%%

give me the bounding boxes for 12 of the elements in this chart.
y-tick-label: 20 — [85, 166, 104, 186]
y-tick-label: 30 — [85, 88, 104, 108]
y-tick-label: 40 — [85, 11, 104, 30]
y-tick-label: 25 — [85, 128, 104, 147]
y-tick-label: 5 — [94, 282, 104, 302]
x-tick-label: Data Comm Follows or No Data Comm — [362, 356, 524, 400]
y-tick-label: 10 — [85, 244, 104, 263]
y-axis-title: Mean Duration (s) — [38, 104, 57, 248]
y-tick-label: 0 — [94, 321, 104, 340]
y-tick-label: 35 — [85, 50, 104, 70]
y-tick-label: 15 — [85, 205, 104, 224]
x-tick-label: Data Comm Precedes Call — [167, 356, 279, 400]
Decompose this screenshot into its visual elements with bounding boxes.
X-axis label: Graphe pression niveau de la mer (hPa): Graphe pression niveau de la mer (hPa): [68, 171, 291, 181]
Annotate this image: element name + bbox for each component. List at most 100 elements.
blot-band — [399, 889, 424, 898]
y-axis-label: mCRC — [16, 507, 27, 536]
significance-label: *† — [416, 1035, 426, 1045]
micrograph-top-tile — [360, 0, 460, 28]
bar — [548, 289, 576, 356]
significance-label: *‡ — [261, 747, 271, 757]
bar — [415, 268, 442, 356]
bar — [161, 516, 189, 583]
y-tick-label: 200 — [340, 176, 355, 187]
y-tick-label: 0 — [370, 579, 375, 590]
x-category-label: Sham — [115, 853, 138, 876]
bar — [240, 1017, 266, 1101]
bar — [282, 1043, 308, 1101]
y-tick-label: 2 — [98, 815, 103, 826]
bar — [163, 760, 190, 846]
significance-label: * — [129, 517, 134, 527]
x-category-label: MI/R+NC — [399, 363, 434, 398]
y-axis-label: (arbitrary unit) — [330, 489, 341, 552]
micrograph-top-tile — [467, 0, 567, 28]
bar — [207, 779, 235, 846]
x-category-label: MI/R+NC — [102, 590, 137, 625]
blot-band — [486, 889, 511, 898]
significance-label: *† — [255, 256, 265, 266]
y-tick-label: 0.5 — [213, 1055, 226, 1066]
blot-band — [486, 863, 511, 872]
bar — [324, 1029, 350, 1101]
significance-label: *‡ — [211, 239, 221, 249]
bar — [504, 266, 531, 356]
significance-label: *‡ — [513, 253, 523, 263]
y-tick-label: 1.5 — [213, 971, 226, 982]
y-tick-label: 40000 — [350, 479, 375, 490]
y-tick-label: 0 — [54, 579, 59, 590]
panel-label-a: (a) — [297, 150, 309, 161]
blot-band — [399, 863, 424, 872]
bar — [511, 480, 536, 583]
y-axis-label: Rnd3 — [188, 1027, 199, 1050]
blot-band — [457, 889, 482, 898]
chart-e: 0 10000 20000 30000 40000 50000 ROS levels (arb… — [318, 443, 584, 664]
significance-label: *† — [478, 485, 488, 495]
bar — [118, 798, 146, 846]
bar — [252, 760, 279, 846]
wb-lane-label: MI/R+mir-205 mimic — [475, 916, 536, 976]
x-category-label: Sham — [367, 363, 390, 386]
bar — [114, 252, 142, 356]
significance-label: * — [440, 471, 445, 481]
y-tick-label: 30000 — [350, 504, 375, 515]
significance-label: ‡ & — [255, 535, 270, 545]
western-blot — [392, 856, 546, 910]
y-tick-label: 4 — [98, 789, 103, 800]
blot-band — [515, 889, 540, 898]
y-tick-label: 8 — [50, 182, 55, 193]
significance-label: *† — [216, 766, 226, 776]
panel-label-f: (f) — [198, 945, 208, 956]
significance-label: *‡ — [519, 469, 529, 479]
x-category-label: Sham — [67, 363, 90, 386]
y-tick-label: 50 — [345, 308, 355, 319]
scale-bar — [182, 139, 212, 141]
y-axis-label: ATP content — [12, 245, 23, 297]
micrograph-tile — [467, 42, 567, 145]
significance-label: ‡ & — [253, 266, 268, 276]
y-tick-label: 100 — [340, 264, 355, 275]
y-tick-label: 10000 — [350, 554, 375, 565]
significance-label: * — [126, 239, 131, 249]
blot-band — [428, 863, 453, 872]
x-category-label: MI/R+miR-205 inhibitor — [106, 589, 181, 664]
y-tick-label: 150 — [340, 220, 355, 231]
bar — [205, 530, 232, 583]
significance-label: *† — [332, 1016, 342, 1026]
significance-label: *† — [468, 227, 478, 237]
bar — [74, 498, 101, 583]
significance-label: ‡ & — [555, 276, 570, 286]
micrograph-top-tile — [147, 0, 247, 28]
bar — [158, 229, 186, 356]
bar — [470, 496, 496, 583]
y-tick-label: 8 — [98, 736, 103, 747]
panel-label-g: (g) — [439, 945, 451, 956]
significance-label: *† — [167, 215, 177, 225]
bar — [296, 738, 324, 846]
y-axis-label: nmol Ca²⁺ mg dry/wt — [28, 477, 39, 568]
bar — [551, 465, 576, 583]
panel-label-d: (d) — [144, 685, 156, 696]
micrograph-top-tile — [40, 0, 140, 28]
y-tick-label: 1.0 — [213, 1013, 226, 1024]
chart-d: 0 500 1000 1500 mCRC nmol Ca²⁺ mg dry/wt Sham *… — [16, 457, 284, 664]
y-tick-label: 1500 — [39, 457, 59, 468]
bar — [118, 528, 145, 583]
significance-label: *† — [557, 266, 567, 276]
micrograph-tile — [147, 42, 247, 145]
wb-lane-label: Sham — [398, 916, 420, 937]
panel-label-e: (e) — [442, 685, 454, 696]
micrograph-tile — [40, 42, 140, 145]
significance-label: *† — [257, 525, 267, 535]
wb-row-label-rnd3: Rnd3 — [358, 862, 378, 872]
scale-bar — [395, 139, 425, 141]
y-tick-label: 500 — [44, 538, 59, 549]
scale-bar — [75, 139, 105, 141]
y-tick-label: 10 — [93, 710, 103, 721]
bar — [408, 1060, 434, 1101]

%%

**What to work on**
Copy the data word for word, from its very first line to the line with "X-axis label: Graphe", including both of those lines.

**Result of the exercise**
give me the bounding boxes for 12 of the elements in this chart.
y-tick-label: 20 — [85, 166, 104, 186]
y-tick-label: 30 — [85, 88, 104, 108]
y-tick-label: 40 — [85, 11, 104, 30]
y-tick-label: 25 — [85, 128, 104, 147]
y-tick-label: 5 — [94, 282, 104, 302]
x-tick-label: Data Comm Follows or No Data Comm — [362, 356, 524, 400]
y-tick-label: 10 — [85, 244, 104, 263]
y-axis-title: Mean Duration (s) — [38, 104, 57, 248]
y-tick-label: 0 — [94, 321, 104, 340]
y-tick-label: 35 — [85, 50, 104, 70]
y-tick-label: 15 — [85, 205, 104, 224]
x-tick-label: Data Comm Precedes Call — [167, 356, 279, 400]
Decompose this screenshot into its visual elements with bounding boxes.
X-axis label: Graphe pression niveau de la mer (hPa): Graphe pression niveau de la mer (hPa): [68, 171, 291, 181]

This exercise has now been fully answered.